### Exercise brief:
Check each line of the records for "lanes"; collect those that have it.

### Supplied records:
>>>>
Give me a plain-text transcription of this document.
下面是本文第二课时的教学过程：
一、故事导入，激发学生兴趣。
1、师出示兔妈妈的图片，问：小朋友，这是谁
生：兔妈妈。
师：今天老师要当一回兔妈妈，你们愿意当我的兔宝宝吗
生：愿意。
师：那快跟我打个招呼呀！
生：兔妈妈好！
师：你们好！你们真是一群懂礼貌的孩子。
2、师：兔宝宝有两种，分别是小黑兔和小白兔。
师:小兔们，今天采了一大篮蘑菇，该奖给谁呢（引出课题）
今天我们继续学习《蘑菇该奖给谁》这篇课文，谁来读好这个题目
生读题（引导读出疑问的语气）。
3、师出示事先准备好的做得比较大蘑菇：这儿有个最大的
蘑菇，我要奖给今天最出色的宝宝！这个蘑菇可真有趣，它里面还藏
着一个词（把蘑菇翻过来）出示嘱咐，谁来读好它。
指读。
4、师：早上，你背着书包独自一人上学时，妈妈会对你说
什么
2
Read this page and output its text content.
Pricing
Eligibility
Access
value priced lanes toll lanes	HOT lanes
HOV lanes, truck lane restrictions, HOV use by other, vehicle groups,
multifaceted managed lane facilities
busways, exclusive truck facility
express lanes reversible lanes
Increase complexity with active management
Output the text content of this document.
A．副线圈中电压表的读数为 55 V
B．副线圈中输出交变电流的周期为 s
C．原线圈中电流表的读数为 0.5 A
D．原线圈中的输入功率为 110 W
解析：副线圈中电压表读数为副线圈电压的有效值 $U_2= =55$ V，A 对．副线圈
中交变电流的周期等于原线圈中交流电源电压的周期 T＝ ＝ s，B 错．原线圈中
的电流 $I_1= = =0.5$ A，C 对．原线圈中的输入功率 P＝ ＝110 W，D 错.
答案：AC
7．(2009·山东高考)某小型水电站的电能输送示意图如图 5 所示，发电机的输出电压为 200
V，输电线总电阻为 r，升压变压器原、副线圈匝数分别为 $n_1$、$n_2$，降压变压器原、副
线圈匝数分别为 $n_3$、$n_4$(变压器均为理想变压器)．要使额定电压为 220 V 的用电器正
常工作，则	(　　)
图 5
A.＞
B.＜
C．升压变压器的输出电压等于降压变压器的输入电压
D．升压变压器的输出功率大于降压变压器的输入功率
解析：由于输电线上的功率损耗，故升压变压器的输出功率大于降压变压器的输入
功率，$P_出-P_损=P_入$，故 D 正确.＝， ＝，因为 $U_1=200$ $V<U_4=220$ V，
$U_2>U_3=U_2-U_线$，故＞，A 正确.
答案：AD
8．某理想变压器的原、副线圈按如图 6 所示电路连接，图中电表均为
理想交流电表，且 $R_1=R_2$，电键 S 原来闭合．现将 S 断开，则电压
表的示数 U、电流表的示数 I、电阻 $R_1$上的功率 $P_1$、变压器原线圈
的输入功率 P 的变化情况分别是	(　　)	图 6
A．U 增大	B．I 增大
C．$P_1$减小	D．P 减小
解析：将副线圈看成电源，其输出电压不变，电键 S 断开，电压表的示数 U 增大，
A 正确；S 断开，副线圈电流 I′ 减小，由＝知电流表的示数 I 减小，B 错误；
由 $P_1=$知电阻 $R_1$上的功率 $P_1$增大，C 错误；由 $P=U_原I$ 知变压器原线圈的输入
<<<<
### Correct response:
value priced lanes toll lanes	HOT lanes
HOV lanes, truck lane restrictions, HOV use by other, vehicle groups,
express lanes reversible lanes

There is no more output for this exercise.